***** DATA PROVIDED *****

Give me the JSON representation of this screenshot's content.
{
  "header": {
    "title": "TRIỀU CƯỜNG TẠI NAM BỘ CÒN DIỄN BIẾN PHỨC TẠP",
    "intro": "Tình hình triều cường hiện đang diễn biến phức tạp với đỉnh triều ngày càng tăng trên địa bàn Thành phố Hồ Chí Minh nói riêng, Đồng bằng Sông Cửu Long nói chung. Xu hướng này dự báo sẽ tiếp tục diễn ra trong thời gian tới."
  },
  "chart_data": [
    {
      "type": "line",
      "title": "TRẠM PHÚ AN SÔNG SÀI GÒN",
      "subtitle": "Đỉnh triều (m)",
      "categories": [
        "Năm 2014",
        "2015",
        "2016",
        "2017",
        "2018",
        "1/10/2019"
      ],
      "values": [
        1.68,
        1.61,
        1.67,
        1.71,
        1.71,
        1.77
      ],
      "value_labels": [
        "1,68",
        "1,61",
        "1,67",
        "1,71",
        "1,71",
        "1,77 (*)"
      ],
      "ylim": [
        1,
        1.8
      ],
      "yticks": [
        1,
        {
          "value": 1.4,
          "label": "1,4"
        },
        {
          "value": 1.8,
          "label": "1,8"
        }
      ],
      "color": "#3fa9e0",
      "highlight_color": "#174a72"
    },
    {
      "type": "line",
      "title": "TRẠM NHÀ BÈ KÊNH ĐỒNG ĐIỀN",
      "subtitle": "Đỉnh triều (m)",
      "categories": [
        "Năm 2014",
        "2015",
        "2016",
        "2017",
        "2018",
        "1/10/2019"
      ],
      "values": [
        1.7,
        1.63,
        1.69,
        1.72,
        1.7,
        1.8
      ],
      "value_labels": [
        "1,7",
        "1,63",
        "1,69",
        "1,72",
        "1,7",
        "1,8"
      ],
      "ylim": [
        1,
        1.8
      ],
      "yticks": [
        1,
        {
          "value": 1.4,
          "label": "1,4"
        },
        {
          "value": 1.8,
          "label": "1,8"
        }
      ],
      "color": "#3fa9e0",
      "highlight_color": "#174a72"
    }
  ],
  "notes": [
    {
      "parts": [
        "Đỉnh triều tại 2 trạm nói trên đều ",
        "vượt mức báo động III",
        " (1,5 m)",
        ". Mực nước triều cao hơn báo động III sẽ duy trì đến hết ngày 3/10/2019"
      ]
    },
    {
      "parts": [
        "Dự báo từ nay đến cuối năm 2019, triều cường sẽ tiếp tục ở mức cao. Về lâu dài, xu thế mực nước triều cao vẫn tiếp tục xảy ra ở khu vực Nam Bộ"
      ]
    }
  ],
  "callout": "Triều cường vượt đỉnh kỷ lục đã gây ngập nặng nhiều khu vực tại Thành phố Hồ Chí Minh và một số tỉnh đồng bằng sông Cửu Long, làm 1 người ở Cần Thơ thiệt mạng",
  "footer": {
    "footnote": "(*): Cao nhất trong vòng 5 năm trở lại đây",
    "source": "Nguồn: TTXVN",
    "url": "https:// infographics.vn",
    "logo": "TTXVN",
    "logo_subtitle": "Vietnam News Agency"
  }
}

*****

### DIRECTIONS
Every entry in the listing must be retyped exactly.

### EXERCISE RESULT
Give me the JSON representation of this screenshot's content.
{
  "header": {
    "title": "TRIỀU CƯỜNG TẠI NAM BỘ CÒN DIỄN BIẾN PHỨC TẠP",
    "intro": "Tình hình triều cường hiện đang diễn biến phức tạp với đỉnh triều ngày càng tăng trên địa bàn Thành phố Hồ Chí Minh nói riêng, Đồng bằng Sông Cửu Long nói chung. Xu hướng này dự báo sẽ tiếp tục diễn ra trong thời gian tới."
  },
  "chart_data": [
    {
      "type": "line",
      "title": "TRẠM PHÚ AN SÔNG SÀI GÒN",
      "subtitle": "Đỉnh triều (m)",
      "categories": [
        "Năm 2014",
        "2015",
        "2016",
        "2017",
        "2018",
        "1/10/2019"
      ],
      "values": [
        1.68,
        1.61,
        1.67,
        1.71,
        1.71,
        1.77
      ],
      "value_labels": [
        "1,68",
        "1,61",
        "1,67",
        "1,71",
        "1,71",
        "1,77 (*)"
      ],
      "ylim": [
        1,
        1.8
      ],
      "yticks": [
        1,
        {
          "value": 1.4,
          "label": "1,4"
        },
        {
          "value": 1.8,
          "label": "1,8"
        }
      ],
      "color": "#3fa9e0",
      "highlight_color": "#174a72"
    },
    {
      "type": "line",
      "title": "TRẠM NHÀ BÈ KÊNH ĐỒNG ĐIỀN",
      "subtitle": "Đỉnh triều (m)",
      "categories": [
        "Năm 2014",
        "2015",
        "2016",
        "2017",
        "2018",
        "1/10/2019"
      ],
      "values": [
        1.7,
        1.63,
        1.69,
        1.72,
        1.7,
        1.8
      ],
      "value_labels": [
        "1,7",
        "1,63",
        "1,69",
        "1,72",
        "1,7",
        "1,8"
      ],
      "ylim": [
        1,
        1.8
      ],
      "yticks": [
        1,
        {
          "value": 1.4,
          "label": "1,4"
        },
        {
          "value": 1.8,
          "label": "1,8"
        }
      ],
      "color": "#3fa9e0",
      "highlight_color": "#174a72"
    }
  ],
  "notes": [
    {
      "parts": [
        "Đỉnh triều tại 2 trạm nói trên đều ",
        "vượt mức báo động III",
        " (1,5 m)",
        ". Mực nước triều cao hơn báo động III sẽ duy trì đến hết ngày 3/10/2019"
      ]
    },
    {
      "parts": [
        "Dự báo từ nay đến cuối năm 2019, triều cường sẽ tiếp tục ở mức cao. Về lâu dài, xu thế mực nước triều cao vẫn tiếp tục xảy ra ở khu vực Nam Bộ"
      ]
    }
  ],
  "callout": "Triều cường vượt đỉnh kỷ lục đã gây ngập nặng nhiều khu vực tại Thành phố Hồ Chí Minh và một số tỉnh đồng bằng sông Cửu Long, làm 1 người ở Cần Thơ thiệt mạng",
  "footer": {
    "footnote": "(*): Cao nhất trong vòng 5 năm trở lại đây",
    "source": "Nguồn: TTXVN",
    "url": "https:// infographics.vn",
    "logo": "TTXVN",
    "logo_subtitle": "Vietnam News Agency"
  }
}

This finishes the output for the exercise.